YOUR TASK: In the entries that follow, find the word "batches" and report each line it is on.
━━ DATA SHOWN
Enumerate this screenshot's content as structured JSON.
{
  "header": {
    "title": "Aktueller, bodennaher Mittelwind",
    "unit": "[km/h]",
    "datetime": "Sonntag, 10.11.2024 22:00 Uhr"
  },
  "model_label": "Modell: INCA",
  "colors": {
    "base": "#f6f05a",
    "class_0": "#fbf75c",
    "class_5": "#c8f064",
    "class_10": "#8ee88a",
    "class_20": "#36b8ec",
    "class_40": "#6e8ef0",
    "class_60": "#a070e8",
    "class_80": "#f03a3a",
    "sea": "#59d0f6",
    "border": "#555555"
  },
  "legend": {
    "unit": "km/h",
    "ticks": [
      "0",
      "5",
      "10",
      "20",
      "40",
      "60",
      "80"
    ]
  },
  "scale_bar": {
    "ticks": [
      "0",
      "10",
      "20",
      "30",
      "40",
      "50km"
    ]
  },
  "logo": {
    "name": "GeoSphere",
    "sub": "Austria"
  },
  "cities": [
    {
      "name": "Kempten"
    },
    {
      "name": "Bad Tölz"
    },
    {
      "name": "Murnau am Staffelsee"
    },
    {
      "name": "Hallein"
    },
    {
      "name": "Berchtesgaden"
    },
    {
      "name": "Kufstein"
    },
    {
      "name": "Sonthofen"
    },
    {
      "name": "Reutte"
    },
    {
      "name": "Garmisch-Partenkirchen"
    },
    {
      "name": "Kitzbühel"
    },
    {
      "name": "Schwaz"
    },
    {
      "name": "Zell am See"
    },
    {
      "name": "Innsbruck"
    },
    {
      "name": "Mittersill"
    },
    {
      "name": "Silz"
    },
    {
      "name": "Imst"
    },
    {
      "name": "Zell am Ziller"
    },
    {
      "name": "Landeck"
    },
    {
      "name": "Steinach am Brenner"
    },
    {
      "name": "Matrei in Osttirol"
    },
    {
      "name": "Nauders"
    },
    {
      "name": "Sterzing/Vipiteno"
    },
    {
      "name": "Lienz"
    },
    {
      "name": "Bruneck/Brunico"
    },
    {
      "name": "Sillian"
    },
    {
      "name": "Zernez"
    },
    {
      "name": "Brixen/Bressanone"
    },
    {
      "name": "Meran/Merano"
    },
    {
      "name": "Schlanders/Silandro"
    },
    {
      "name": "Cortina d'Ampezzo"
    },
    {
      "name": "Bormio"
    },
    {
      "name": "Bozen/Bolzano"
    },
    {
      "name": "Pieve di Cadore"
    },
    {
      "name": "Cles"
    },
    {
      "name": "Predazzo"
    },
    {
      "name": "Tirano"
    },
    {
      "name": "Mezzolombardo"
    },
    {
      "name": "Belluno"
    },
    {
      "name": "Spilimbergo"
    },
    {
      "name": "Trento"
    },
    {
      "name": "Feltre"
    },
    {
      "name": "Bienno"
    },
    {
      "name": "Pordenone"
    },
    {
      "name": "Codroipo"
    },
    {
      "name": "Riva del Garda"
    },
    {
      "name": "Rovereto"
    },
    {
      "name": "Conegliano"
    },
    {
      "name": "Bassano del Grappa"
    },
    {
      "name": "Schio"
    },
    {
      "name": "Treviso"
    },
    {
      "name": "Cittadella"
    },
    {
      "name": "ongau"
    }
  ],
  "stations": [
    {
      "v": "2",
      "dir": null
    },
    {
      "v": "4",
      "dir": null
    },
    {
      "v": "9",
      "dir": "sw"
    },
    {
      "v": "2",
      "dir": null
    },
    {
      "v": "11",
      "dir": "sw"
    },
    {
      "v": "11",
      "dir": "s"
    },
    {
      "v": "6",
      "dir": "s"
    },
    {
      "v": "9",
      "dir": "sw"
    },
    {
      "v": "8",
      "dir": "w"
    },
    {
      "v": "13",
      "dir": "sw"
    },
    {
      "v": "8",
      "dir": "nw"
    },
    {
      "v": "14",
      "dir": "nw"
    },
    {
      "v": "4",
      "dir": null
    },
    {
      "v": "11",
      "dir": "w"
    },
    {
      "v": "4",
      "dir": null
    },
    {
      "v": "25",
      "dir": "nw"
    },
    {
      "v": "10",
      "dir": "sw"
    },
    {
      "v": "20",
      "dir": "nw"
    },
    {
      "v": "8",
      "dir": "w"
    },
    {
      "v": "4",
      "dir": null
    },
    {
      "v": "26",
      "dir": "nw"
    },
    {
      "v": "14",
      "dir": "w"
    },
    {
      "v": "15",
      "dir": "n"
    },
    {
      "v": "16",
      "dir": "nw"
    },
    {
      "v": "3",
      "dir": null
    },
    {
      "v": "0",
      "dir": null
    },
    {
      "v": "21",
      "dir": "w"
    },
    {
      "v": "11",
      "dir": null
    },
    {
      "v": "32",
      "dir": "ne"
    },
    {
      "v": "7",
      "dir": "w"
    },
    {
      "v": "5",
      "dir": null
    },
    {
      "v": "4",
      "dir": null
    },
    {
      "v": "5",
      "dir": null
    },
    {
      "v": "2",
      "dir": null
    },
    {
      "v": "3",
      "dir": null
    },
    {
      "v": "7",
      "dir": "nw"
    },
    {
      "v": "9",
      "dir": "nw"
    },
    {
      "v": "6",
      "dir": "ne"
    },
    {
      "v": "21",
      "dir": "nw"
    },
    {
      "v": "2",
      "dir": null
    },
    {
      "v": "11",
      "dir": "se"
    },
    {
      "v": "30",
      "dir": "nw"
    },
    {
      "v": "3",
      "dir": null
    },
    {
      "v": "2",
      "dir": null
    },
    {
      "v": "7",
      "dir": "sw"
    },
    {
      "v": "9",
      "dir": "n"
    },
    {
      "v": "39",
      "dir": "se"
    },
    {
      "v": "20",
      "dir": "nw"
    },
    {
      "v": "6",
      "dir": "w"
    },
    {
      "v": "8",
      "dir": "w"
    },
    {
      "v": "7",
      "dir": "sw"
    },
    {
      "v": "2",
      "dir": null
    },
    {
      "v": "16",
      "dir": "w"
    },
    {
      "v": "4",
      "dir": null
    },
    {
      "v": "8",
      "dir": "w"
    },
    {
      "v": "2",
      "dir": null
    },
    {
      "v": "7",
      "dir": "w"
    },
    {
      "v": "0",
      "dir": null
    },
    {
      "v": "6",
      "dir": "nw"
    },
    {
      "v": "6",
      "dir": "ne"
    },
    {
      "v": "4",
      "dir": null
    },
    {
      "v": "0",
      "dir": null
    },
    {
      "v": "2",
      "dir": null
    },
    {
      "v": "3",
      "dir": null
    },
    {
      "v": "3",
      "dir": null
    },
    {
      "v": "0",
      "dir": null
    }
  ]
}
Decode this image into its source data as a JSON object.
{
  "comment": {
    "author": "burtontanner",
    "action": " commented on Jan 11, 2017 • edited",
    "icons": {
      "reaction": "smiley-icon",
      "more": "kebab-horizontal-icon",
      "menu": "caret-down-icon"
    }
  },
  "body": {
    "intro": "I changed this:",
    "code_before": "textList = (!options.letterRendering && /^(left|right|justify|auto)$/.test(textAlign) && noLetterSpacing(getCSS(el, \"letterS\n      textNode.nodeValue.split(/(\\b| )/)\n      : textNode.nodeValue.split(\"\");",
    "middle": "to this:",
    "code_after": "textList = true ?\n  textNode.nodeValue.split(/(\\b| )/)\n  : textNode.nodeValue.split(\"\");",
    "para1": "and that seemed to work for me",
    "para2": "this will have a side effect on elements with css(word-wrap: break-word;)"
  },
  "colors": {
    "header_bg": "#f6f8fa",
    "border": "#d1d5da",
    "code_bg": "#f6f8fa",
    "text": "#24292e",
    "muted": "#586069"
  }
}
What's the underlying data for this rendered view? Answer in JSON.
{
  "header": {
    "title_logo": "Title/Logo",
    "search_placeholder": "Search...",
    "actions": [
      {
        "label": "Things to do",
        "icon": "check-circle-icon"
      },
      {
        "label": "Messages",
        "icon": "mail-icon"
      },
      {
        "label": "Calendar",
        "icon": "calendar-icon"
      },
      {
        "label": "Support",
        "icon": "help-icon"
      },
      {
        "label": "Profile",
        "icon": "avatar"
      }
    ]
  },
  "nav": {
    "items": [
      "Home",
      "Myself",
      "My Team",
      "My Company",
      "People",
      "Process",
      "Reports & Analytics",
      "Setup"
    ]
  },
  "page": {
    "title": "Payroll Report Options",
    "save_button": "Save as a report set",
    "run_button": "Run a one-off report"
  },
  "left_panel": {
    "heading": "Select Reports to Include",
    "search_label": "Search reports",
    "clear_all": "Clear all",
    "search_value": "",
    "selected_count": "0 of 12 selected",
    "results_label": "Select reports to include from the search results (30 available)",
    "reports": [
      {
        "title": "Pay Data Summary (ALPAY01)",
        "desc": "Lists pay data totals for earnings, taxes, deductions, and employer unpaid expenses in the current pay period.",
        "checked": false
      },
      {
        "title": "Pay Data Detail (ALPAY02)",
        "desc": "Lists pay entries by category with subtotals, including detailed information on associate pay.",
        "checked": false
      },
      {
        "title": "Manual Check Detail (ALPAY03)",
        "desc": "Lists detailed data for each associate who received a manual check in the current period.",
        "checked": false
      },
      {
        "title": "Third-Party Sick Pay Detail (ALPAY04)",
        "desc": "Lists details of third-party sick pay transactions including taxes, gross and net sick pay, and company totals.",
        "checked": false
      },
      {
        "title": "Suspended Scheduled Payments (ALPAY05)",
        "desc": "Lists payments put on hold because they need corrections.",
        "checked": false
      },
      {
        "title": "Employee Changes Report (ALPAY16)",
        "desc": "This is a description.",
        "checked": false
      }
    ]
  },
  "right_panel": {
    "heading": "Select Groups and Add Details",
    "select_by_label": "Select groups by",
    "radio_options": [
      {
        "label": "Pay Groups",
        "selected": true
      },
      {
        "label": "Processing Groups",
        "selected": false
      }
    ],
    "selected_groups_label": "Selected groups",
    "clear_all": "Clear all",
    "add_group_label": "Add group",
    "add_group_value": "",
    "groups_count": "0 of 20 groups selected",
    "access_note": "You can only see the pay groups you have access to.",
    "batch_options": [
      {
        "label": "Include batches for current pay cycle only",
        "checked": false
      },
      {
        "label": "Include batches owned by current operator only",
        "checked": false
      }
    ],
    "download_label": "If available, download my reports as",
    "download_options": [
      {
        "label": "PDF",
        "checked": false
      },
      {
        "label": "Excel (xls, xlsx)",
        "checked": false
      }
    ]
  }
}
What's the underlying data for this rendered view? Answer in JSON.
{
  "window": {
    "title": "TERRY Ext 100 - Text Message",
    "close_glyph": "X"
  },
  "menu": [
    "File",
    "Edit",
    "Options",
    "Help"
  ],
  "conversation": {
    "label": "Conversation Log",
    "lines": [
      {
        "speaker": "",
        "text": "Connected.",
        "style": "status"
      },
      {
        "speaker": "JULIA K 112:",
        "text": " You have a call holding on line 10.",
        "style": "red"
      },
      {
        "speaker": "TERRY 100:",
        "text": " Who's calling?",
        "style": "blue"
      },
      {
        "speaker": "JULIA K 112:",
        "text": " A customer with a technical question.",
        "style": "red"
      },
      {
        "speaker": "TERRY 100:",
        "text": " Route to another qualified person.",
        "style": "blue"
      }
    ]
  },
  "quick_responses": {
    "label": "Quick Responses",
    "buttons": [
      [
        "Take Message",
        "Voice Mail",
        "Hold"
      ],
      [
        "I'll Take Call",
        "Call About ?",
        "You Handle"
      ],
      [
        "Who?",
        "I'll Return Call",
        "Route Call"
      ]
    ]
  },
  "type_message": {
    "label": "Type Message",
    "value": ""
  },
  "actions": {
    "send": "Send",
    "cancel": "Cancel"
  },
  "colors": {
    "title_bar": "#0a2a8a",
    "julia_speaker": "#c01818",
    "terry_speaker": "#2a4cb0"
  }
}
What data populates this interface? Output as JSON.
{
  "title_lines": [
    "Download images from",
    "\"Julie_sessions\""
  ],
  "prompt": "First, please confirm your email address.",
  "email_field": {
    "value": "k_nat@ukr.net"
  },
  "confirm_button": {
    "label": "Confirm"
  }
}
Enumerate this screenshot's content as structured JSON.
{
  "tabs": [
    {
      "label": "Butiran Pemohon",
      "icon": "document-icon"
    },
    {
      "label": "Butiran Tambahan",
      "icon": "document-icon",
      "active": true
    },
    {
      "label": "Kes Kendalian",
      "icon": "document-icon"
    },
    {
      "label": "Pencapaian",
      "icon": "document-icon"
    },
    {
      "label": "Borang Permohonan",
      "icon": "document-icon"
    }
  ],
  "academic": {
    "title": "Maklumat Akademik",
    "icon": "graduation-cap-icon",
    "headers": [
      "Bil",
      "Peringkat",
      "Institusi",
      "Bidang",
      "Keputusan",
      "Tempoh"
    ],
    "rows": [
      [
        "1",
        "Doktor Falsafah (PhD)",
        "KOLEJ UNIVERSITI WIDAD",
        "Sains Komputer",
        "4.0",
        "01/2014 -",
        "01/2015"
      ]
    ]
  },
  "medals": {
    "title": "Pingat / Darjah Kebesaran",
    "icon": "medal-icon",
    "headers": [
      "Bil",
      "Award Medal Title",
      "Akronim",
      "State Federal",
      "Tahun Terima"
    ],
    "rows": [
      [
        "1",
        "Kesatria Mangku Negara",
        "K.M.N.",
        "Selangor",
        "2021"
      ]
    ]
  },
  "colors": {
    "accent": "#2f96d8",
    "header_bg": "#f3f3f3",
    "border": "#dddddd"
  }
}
━━━━
CORRECT RESPONSE:
        "label": "Include batches for current pay cycle only",
        "label": "Include batches owned by current operator only",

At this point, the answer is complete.